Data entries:
------------------------------
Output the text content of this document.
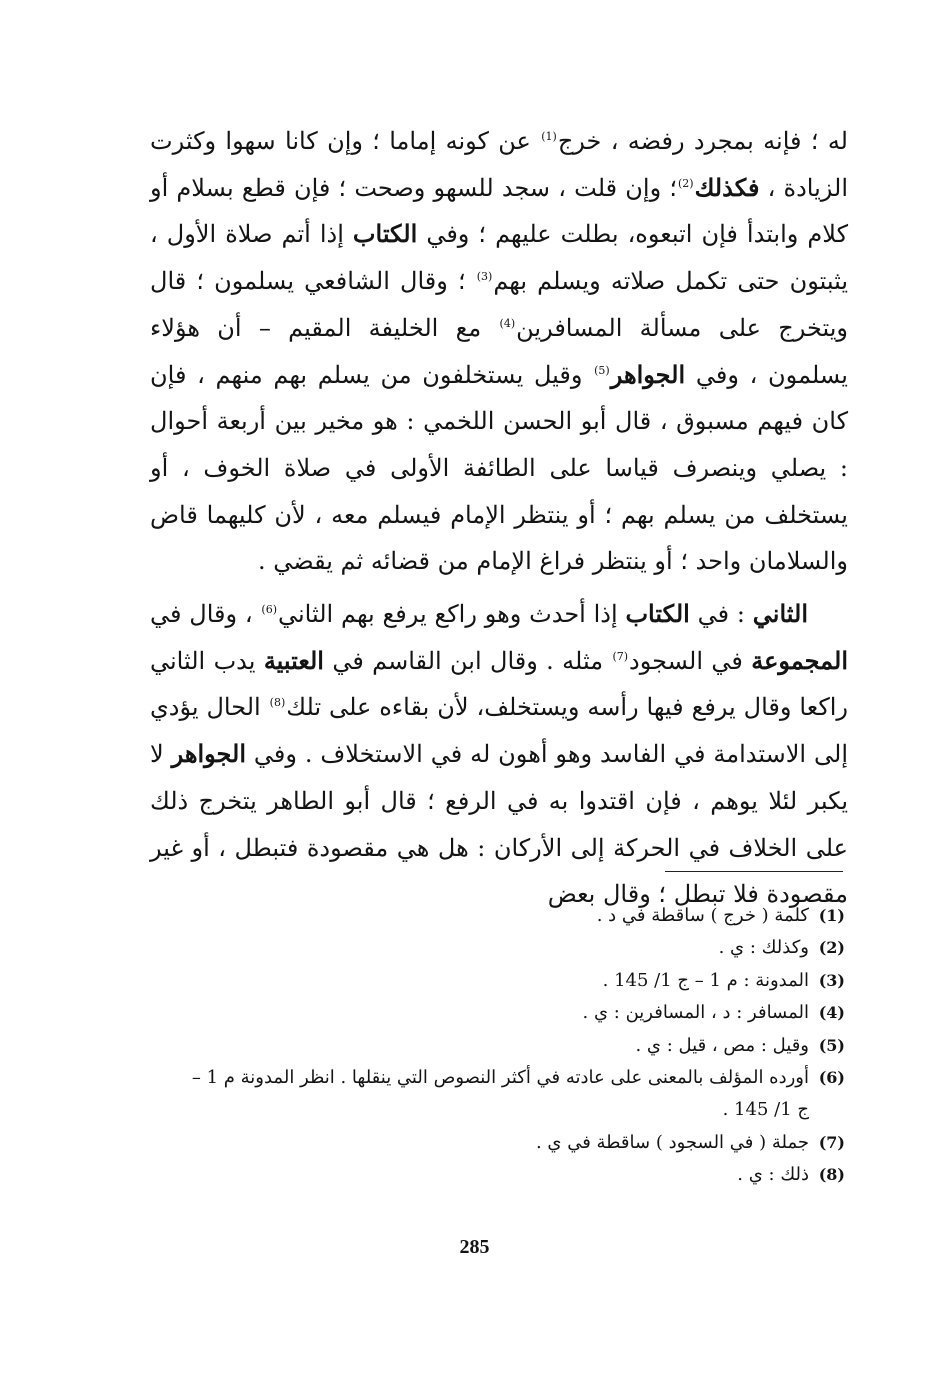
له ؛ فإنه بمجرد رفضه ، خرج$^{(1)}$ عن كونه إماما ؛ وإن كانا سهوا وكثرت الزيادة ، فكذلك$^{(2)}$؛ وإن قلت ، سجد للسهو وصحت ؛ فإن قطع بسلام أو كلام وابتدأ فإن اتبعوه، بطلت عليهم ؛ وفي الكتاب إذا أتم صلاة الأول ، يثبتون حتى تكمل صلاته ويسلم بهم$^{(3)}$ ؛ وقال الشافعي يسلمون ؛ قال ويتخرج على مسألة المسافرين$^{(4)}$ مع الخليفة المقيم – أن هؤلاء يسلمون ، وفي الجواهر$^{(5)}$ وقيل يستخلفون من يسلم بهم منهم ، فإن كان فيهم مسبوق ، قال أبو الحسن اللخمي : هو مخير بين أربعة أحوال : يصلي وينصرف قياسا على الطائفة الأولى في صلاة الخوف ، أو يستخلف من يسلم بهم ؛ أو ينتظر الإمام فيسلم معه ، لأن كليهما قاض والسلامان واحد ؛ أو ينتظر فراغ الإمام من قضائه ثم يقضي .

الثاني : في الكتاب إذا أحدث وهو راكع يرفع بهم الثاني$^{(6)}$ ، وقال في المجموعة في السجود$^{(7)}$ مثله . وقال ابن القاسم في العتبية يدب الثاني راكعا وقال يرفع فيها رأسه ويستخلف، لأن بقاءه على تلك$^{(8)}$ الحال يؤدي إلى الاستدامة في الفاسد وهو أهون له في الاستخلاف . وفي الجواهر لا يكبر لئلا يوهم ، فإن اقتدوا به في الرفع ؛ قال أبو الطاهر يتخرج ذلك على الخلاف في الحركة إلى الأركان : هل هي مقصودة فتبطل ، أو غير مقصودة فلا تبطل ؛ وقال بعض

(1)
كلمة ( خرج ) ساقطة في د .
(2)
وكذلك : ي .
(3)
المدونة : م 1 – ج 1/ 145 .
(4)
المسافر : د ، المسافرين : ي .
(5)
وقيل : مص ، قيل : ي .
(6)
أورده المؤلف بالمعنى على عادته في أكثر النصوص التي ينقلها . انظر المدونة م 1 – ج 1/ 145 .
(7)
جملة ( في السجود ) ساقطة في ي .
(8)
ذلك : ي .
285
------------------------------
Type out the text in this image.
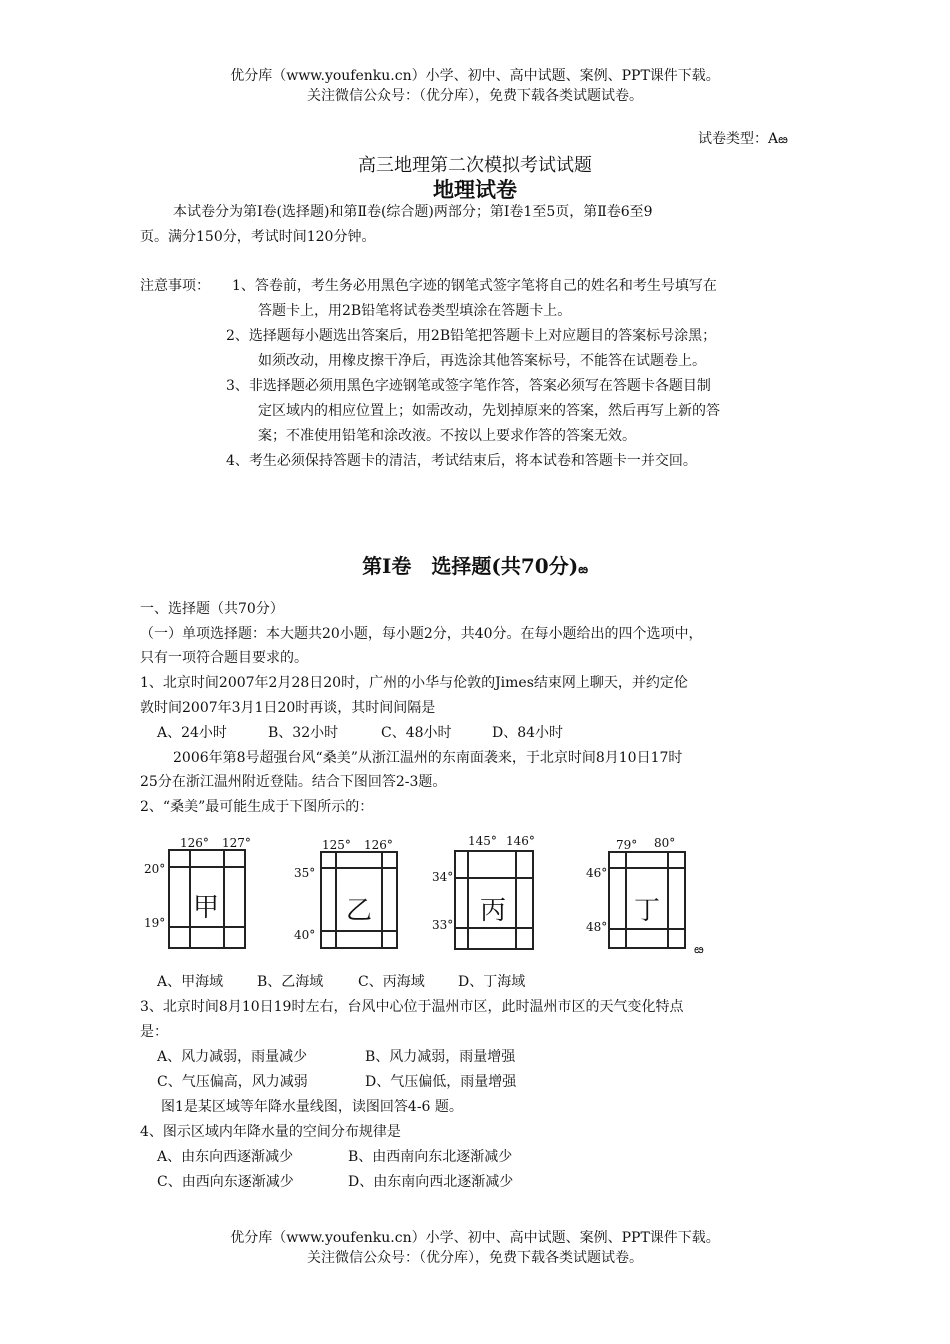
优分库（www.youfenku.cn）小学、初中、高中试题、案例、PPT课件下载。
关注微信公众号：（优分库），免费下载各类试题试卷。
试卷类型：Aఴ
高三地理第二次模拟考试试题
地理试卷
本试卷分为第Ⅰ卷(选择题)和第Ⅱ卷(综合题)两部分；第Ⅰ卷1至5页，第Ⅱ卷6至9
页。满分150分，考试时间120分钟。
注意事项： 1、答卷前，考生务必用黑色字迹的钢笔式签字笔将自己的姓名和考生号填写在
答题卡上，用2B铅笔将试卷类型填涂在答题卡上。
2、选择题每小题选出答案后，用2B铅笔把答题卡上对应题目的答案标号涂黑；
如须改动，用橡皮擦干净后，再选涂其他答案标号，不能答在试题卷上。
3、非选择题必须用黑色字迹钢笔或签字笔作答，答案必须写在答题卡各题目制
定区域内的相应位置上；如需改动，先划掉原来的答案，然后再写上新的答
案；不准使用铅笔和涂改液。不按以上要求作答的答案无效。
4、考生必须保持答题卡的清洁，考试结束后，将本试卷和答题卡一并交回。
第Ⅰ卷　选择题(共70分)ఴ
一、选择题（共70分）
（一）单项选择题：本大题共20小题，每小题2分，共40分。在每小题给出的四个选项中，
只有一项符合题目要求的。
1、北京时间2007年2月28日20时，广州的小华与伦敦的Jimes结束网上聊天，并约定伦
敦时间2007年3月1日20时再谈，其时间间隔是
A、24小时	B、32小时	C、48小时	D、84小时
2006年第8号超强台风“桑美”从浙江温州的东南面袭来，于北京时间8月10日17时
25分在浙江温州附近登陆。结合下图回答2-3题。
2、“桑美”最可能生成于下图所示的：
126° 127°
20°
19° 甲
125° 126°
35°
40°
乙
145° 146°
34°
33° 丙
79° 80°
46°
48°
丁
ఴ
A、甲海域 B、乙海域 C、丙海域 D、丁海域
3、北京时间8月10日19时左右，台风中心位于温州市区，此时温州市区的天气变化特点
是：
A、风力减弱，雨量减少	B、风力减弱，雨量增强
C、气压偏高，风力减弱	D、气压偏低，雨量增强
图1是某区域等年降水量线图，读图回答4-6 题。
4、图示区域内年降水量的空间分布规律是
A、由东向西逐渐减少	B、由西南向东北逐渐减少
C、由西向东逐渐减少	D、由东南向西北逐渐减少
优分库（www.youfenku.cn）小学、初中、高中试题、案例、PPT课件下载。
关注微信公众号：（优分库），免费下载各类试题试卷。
------------------------------
Give only a number: how many lines of the data hold the string "ساقطة"?

__Result of this exercise__
2